Short exercise: Lines that include the word "appareil" are the ones to copy.

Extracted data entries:
>> Begin
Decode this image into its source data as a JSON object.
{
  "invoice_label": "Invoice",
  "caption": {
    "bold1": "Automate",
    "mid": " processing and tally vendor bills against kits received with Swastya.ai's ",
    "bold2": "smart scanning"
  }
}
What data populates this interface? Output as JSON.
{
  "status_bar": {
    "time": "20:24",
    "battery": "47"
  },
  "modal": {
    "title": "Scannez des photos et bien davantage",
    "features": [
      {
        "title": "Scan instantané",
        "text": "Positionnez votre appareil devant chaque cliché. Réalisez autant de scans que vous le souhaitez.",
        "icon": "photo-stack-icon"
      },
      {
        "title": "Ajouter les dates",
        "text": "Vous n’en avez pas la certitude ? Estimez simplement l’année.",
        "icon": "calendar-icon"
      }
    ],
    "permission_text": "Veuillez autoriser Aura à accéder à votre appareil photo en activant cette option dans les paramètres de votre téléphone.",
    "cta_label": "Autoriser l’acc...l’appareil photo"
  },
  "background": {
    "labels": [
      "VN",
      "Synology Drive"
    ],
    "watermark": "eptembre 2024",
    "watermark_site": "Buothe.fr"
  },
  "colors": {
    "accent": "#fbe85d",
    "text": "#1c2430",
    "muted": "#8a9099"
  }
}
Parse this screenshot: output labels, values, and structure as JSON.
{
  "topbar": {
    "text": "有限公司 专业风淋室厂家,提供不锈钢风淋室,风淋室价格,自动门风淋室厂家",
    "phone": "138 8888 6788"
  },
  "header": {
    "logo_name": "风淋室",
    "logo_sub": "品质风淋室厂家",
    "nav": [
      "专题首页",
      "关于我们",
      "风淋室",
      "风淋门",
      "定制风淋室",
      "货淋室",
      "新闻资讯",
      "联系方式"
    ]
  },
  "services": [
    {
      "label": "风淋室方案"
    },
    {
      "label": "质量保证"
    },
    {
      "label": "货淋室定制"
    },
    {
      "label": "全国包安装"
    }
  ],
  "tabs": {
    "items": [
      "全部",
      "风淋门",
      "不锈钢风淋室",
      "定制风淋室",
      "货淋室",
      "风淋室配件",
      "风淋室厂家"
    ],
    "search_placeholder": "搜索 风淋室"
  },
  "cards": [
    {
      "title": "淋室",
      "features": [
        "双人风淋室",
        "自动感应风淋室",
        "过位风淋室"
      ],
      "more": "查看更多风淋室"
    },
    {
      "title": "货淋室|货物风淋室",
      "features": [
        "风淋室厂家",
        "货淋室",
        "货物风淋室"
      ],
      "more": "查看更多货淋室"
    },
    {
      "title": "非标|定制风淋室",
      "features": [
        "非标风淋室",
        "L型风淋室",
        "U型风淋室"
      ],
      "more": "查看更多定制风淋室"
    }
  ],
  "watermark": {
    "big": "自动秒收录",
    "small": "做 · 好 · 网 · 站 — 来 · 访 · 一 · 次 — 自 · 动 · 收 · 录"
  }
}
>> End
Task answer:
        "text": "Positionnez votre appareil devant chaque cliché. Réalisez autant de scans que vous le souhaitez.",
    "permission_text": "Veuillez autoriser Aura à accéder à votre appareil photo en activant cette option dans les paramètres de votre téléphone.",
    "cta_label": "Autoriser l’acc...l’appareil photo"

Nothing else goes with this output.